STATED EXERCISE.
Scan the entries below. List each line with "Total".

########################################

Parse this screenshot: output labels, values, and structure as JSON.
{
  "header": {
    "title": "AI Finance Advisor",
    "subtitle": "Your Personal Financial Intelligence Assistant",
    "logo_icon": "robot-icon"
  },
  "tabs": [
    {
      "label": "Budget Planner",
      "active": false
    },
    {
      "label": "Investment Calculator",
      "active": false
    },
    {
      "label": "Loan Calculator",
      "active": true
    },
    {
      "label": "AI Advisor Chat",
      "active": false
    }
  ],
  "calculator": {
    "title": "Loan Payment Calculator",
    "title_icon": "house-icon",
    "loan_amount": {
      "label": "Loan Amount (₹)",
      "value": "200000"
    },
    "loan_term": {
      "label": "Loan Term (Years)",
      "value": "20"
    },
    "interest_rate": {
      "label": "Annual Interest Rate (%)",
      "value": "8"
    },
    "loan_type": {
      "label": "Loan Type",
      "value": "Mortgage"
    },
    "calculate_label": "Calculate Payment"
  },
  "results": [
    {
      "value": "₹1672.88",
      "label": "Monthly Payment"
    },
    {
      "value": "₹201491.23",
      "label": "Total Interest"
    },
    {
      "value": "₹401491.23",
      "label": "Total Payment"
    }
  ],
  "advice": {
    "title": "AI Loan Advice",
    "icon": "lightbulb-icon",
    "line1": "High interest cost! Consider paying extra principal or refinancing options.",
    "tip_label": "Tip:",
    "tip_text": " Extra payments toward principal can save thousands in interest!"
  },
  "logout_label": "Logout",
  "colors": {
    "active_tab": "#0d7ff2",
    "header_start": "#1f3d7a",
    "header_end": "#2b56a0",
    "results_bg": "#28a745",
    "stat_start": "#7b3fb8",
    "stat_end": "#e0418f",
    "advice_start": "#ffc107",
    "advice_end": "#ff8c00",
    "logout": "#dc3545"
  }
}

########################################

EXERCISE RESULT.
      "label": "Total Interest"
      "label": "Total Payment"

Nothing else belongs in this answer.